-------- EXCERPTED DATA

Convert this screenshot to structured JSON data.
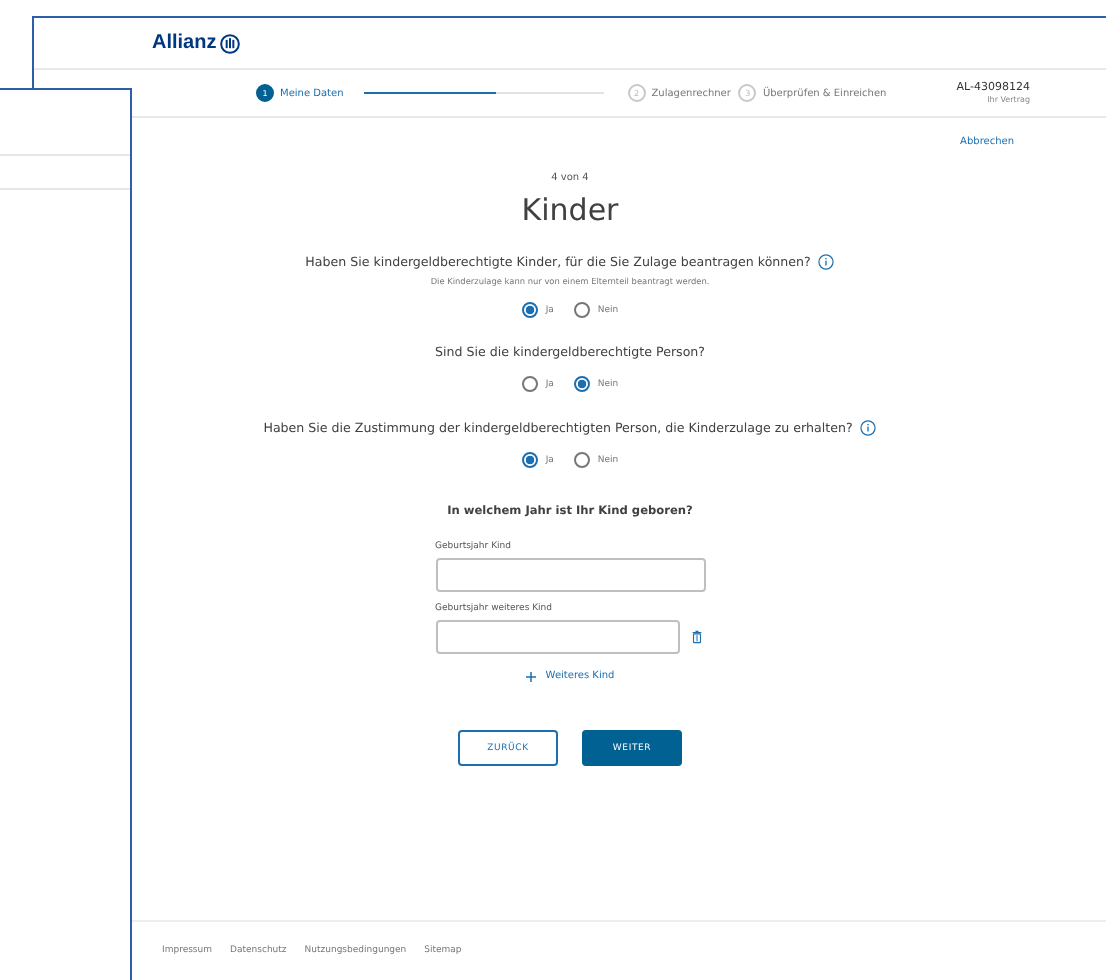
{
  "page": {
    "logo": "Allianz",
    "stepper": {
      "steps": [
        {
          "number": "1",
          "label": "Meine Daten",
          "active": true
        },
        {
          "number": "2",
          "label": "Zulagenrechner",
          "active": false
        },
        {
          "number": "3",
          "label": "Überprüfen & Einreichen",
          "active": false
        }
      ],
      "progress": {
        "level": 0.55
      }
    },
    "contract": {
      "number": "AL-43098124",
      "caption": "Ihr Vertrag"
    },
    "cancel_link": "Abbrechen",
    "step_counter": "4 von 4",
    "heading": "Kinder",
    "questions": [
      {
        "text": "Haben Sie kindergeldberechtigte Kinder, für die Sie Zulage beantragen können?",
        "info": true,
        "hint": "Die Kinderzulage kann nur von einem Elternteil beantragt werden.",
        "options": [
          {
            "label": "Ja",
            "selected": true
          },
          {
            "label": "Nein",
            "selected": false
          }
        ]
      },
      {
        "text": "Sind Sie die kindergeldberechtigte Person?",
        "info": false,
        "options": [
          {
            "label": "Ja",
            "selected": false
          },
          {
            "label": "Nein",
            "selected": true
          }
        ]
      },
      {
        "text": "Haben Sie die Zustimmung der kindergeldberechtigten Person, die Kinderzulage zu erhalten?",
        "info": true,
        "options": [
          {
            "label": "Ja",
            "selected": true
          },
          {
            "label": "Nein",
            "selected": false
          }
        ]
      }
    ],
    "birth_year": {
      "question": "In welchem Jahr ist Ihr Kind geboren?",
      "fields": [
        {
          "label": "Geburtsjahr Kind",
          "removable": false
        },
        {
          "label": "Geburtsjahr weiteres Kind",
          "removable": true
        }
      ],
      "add_link": "Weiteres Kind"
    },
    "buttons": [
      {
        "label": "ZURÜCK",
        "kind": "secondary"
      },
      {
        "label": "WEITER",
        "kind": "primary"
      }
    ],
    "footer_links": [
      "Impressum",
      "Datenschutz",
      "Nutzungsbedingungen",
      "Sitemap"
    ]
  }
}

----------------

**OBJECTIVE**: Copy out all lines that carry the word "number".

**TASK ANSWER**:
          "number": "1",
          "number": "2",
          "number": "3",
      "number": "AL-43098124",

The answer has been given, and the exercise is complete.